▶ Problem to solve
Every line of the material below must be repeated exactly.

--------------------------------

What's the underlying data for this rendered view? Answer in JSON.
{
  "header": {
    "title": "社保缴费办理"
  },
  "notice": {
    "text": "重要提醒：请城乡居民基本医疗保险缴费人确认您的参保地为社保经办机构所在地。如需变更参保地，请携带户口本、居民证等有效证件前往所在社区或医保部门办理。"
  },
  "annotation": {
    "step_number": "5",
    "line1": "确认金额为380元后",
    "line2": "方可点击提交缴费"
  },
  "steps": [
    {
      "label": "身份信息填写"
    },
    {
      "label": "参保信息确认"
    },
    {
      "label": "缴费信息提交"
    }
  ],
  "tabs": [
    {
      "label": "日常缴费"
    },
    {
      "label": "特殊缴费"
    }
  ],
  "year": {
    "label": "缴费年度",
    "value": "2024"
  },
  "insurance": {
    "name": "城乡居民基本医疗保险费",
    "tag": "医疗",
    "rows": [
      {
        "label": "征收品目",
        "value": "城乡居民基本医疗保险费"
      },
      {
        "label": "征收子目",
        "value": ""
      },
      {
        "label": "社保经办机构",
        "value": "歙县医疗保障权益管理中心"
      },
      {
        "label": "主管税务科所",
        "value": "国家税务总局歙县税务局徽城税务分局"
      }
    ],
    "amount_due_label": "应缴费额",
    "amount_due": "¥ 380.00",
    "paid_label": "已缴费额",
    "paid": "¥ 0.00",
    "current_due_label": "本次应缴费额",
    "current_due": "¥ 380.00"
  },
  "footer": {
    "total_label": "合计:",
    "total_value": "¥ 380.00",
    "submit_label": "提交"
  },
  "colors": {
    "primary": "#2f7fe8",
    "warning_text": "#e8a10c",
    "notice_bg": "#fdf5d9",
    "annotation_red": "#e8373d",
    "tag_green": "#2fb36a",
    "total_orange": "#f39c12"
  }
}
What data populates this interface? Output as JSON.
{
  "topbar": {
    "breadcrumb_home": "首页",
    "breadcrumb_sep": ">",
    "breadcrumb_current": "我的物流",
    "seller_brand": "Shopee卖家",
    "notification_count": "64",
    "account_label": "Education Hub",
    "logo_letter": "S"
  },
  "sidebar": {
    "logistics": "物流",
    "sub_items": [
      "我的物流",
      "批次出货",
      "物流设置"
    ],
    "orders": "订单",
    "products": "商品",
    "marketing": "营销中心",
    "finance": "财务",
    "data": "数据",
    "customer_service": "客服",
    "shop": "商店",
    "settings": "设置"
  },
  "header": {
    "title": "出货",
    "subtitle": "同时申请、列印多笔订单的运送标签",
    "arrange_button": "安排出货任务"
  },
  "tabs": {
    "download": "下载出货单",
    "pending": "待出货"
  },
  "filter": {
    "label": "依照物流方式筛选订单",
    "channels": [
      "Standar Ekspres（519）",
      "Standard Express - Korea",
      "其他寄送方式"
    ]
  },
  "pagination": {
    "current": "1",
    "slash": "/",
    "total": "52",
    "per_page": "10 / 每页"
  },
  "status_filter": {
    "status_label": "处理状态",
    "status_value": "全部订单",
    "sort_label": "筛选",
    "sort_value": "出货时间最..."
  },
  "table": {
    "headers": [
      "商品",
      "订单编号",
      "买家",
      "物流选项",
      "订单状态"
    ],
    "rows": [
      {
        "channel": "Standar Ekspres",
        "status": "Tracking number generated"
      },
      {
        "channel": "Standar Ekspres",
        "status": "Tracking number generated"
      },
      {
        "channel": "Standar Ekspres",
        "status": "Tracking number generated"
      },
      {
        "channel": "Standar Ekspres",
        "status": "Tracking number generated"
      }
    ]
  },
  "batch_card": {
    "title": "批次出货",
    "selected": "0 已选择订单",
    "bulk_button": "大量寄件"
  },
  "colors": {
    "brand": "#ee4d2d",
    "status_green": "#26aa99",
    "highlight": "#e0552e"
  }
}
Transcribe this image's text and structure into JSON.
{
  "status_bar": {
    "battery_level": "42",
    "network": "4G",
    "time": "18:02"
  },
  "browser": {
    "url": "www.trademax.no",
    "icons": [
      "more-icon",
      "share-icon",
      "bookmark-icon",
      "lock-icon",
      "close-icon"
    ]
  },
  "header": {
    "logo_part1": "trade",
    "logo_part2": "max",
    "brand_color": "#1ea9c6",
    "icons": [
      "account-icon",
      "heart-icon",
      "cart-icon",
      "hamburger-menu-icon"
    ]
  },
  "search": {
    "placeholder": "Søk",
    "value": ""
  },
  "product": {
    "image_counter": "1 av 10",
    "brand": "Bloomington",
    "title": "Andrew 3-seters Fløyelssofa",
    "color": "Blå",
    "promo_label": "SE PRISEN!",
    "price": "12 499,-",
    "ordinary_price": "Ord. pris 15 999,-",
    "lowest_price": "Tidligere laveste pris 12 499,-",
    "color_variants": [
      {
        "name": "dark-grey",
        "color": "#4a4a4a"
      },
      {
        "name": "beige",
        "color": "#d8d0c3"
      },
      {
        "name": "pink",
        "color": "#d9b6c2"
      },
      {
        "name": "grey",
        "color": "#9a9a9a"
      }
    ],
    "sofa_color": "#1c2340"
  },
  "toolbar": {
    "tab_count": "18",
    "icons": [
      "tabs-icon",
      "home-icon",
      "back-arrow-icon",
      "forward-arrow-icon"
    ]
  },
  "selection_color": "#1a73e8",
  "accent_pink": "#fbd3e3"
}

--------------------------------

▶ Problem solution
What's the underlying data for this rendered view? Answer in JSON.
{
  "header": {
    "title": "社保缴费办理"
  },
  "notice": {
    "text": "重要提醒：请城乡居民基本医疗保险缴费人确认您的参保地为社保经办机构所在地。如需变更参保地，请携带户口本、居民证等有效证件前往所在社区或医保部门办理。"
  },
  "annotation": {
    "step_number": "5",
    "line1": "确认金额为380元后",
    "line2": "方可点击提交缴费"
  },
  "steps": [
    {
      "label": "身份信息填写"
    },
    {
      "label": "参保信息确认"
    },
    {
      "label": "缴费信息提交"
    }
  ],
  "tabs": [
    {
      "label": "日常缴费"
    },
    {
      "label": "特殊缴费"
    }
  ],
  "year": {
    "label": "缴费年度",
    "value": "2024"
  },
  "insurance": {
    "name": "城乡居民基本医疗保险费",
    "tag": "医疗",
    "rows": [
      {
        "label": "征收品目",
        "value": "城乡居民基本医疗保险费"
      },
      {
        "label": "征收子目",
        "value": ""
      },
      {
        "label": "社保经办机构",
        "value": "歙县医疗保障权益管理中心"
      },
      {
        "label": "主管税务科所",
        "value": "国家税务总局歙县税务局徽城税务分局"
      }
    ],
    "amount_due_label": "应缴费额",
    "amount_due": "¥ 380.00",
    "paid_label": "已缴费额",
    "paid": "¥ 0.00",
    "current_due_label": "本次应缴费额",
    "current_due": "¥ 380.00"
  },
  "footer": {
    "total_label": "合计:",
    "total_value": "¥ 380.00",
    "submit_label": "提交"
  },
  "colors": {
    "primary": "#2f7fe8",
    "warning_text": "#e8a10c",
    "notice_bg": "#fdf5d9",
    "annotation_red": "#e8373d",
    "tag_green": "#2fb36a",
    "total_orange": "#f39c12"
  }
}
What data populates this interface? Output as JSON.
{
  "topbar": {
    "breadcrumb_home": "首页",
    "breadcrumb_sep": ">",
    "breadcrumb_current": "我的物流",
    "seller_brand": "Shopee卖家",
    "notification_count": "64",
    "account_label": "Education Hub",
    "logo_letter": "S"
  },
  "sidebar": {
    "logistics": "物流",
    "sub_items": [
      "我的物流",
      "批次出货",
      "物流设置"
    ],
    "orders": "订单",
    "products": "商品",
    "marketing": "营销中心",
    "finance": "财务",
    "data": "数据",
    "customer_service": "客服",
    "shop": "商店",
    "settings": "设置"
  },
  "header": {
    "title": "出货",
    "subtitle": "同时申请、列印多笔订单的运送标签",
    "arrange_button": "安排出货任务"
  },
  "tabs": {
    "download": "下载出货单",
    "pending": "待出货"
  },
  "filter": {
    "label": "依照物流方式筛选订单",
    "channels": [
      "Standar Ekspres（519）",
      "Standard Express - Korea",
      "其他寄送方式"
    ]
  },
  "pagination": {
    "current": "1",
    "slash": "/",
    "total": "52",
    "per_page": "10 / 每页"
  },
  "status_filter": {
    "status_label": "处理状态",
    "status_value": "全部订单",
    "sort_label": "筛选",
    "sort_value": "出货时间最..."
  },
  "table": {
    "headers": [
      "商品",
      "订单编号",
      "买家",
      "物流选项",
      "订单状态"
    ],
    "rows": [
      {
        "channel": "Standar Ekspres",
        "status": "Tracking number generated"
      },
      {
        "channel": "Standar Ekspres",
        "status": "Tracking number generated"
      },
      {
        "channel": "Standar Ekspres",
        "status": "Tracking number generated"
      },
      {
        "channel": "Standar Ekspres",
        "status": "Tracking number generated"
      }
    ]
  },
  "batch_card": {
    "title": "批次出货",
    "selected": "0 已选择订单",
    "bulk_button": "大量寄件"
  },
  "colors": {
    "brand": "#ee4d2d",
    "status_green": "#26aa99",
    "highlight": "#e0552e"
  }
}
Transcribe this image's text and structure into JSON.
{
  "status_bar": {
    "battery_level": "42",
    "network": "4G",
    "time": "18:02"
  },
  "browser": {
    "url": "www.trademax.no",
    "icons": [
      "more-icon",
      "share-icon",
      "bookmark-icon",
      "lock-icon",
      "close-icon"
    ]
  },
  "header": {
    "logo_part1": "trade",
    "logo_part2": "max",
    "brand_color": "#1ea9c6",
    "icons": [
      "account-icon",
      "heart-icon",
      "cart-icon",
      "hamburger-menu-icon"
    ]
  },
  "search": {
    "placeholder": "Søk",
    "value": ""
  },
  "product": {
    "image_counter": "1 av 10",
    "brand": "Bloomington",
    "title": "Andrew 3-seters Fløyelssofa",
    "color": "Blå",
    "promo_label": "SE PRISEN!",
    "price": "12 499,-",
    "ordinary_price": "Ord. pris 15 999,-",
    "lowest_price": "Tidligere laveste pris 12 499,-",
    "color_variants": [
      {
        "name": "dark-grey",
        "color": "#4a4a4a"
      },
      {
        "name": "beige",
        "color": "#d8d0c3"
      },
      {
        "name": "pink",
        "color": "#d9b6c2"
      },
      {
        "name": "grey",
        "color": "#9a9a9a"
      }
    ],
    "sofa_color": "#1c2340"
  },
  "toolbar": {
    "tab_count": "18",
    "icons": [
      "tabs-icon",
      "home-icon",
      "back-arrow-icon",
      "forward-arrow-icon"
    ]
  },
  "selection_color": "#1a73e8",
  "accent_pink": "#fbd3e3"
}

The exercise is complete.